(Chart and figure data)
==============================

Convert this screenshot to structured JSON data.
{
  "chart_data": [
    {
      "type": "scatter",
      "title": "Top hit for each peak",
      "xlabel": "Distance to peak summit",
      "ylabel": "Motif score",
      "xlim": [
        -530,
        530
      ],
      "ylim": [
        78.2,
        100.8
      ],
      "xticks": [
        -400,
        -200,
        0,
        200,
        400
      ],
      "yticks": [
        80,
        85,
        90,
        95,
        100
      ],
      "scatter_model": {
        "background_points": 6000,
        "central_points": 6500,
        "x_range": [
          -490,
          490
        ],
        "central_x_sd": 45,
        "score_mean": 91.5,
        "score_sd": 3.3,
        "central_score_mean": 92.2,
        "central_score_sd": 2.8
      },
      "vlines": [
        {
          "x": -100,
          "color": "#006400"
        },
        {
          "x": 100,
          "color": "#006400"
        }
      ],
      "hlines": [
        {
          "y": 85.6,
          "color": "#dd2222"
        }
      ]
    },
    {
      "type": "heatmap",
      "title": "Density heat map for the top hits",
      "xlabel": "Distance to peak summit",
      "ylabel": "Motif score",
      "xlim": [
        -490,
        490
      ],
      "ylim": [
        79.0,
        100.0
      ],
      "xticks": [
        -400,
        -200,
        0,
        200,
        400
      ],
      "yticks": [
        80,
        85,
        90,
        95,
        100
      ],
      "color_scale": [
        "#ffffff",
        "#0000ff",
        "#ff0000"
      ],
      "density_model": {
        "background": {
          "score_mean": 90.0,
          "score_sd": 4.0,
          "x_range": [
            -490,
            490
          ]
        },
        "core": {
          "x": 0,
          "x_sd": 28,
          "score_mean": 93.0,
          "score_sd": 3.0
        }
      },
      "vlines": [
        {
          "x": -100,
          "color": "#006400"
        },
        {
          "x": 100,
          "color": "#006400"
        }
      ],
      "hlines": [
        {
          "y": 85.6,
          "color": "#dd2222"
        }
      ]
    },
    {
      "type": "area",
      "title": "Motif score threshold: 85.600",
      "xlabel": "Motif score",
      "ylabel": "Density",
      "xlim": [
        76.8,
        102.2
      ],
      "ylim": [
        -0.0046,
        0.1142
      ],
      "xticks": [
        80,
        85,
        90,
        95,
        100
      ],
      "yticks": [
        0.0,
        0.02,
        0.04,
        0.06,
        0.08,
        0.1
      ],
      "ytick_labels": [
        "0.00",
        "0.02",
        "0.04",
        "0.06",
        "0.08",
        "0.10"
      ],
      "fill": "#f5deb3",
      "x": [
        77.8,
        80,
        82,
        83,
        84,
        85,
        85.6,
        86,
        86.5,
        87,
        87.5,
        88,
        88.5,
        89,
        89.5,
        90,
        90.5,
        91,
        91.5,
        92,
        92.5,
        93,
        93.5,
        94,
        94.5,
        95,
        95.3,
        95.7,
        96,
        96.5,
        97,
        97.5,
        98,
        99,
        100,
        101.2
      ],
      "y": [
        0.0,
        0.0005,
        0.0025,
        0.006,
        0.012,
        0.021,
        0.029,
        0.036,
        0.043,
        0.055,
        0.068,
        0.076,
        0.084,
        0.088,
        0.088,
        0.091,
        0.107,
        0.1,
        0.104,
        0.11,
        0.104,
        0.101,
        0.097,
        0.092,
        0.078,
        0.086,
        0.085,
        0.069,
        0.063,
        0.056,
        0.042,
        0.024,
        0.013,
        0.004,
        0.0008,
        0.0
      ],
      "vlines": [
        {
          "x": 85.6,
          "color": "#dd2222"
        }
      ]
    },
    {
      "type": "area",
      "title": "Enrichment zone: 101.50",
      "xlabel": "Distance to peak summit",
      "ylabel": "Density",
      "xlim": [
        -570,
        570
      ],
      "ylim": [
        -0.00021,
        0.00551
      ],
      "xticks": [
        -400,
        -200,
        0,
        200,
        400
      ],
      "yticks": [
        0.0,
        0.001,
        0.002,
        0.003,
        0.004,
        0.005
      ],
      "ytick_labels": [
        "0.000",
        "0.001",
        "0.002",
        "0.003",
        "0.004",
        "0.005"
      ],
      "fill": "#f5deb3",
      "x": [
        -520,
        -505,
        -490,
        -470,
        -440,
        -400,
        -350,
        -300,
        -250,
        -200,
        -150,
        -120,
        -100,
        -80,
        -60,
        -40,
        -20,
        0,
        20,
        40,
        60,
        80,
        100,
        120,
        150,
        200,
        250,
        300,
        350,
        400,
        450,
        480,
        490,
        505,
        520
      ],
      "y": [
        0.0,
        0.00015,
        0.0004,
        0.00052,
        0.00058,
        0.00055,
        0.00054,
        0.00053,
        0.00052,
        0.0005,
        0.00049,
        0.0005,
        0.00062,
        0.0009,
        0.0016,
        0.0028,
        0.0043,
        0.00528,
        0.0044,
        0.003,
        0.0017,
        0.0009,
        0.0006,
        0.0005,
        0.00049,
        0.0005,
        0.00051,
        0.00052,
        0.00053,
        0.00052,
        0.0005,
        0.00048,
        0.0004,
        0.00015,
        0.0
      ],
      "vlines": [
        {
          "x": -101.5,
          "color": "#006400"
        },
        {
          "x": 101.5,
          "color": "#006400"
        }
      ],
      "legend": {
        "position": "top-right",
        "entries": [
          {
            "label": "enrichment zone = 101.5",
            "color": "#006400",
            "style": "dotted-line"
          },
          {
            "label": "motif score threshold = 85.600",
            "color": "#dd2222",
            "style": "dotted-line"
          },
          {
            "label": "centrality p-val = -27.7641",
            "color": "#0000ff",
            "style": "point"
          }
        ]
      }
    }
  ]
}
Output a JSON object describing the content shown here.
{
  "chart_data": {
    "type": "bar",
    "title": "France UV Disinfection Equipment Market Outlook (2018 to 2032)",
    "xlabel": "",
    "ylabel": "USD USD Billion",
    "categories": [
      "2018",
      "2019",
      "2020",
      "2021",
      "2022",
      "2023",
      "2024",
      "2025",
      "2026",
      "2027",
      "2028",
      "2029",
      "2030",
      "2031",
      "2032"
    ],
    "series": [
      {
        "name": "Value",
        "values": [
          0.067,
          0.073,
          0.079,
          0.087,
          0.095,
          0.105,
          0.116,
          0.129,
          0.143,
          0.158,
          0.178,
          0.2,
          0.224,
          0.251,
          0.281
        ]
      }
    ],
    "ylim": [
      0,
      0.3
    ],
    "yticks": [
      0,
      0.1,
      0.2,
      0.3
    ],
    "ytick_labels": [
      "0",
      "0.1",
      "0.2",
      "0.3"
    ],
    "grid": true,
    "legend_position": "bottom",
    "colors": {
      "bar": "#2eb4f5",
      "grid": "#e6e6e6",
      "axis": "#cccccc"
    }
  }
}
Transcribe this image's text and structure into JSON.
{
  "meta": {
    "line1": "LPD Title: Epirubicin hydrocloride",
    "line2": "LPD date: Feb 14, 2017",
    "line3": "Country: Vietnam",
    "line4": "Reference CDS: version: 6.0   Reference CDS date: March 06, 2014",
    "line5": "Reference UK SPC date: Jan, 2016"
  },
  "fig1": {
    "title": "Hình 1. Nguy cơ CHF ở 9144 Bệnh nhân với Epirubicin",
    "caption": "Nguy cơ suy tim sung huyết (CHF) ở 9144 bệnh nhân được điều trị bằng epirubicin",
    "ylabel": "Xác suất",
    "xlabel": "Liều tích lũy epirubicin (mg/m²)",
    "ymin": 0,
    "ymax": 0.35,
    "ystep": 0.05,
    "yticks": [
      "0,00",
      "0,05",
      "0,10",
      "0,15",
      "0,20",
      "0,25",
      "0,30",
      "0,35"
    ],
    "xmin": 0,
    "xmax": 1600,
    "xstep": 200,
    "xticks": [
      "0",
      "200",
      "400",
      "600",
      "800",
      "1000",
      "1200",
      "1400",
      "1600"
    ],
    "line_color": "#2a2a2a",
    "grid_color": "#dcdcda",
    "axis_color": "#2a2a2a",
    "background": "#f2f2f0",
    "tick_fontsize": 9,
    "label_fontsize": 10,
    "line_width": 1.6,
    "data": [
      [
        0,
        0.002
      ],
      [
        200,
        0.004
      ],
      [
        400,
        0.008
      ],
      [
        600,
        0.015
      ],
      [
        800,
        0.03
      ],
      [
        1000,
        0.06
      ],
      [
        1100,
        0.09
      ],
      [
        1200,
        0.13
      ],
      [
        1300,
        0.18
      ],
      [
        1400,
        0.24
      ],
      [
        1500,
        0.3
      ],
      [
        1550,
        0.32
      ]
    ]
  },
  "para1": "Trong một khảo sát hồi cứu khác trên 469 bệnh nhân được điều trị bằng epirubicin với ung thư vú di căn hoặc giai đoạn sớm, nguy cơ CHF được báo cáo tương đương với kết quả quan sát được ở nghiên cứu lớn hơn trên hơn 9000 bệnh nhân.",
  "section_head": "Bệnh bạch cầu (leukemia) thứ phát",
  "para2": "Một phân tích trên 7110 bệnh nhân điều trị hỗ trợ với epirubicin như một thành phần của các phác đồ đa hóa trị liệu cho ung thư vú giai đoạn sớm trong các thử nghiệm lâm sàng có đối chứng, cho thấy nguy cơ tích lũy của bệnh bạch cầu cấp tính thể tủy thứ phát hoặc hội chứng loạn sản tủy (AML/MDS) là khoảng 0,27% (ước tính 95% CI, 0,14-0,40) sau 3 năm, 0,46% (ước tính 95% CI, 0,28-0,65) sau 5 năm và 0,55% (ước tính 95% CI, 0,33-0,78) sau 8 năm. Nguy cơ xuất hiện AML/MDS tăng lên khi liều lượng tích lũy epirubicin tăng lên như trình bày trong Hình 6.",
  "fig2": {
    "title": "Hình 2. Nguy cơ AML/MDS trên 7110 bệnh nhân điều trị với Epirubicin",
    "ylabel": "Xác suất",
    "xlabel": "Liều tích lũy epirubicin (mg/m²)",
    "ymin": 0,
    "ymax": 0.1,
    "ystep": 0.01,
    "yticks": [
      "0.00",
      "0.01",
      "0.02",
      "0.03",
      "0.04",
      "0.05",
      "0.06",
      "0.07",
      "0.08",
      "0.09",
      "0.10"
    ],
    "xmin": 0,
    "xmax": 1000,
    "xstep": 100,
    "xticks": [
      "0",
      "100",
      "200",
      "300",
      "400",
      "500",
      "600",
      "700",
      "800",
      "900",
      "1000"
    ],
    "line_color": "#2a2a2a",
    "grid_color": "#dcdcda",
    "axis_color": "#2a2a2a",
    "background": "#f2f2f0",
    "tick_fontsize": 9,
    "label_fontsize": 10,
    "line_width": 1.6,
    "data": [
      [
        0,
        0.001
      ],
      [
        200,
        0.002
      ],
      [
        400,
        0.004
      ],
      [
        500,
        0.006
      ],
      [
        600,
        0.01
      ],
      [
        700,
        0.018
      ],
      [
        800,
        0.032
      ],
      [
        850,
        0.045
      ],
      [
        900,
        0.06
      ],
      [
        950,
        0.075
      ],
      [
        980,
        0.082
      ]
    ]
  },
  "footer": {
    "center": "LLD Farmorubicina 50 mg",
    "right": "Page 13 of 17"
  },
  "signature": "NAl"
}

==============================

**Given request:**
In the listing, find all lines with the string "JSON" and copy them.

**Correct response:**
Convert this screenshot to structured JSON data.
Output a JSON object describing the content shown here.
Transcribe this image's text and structure into JSON.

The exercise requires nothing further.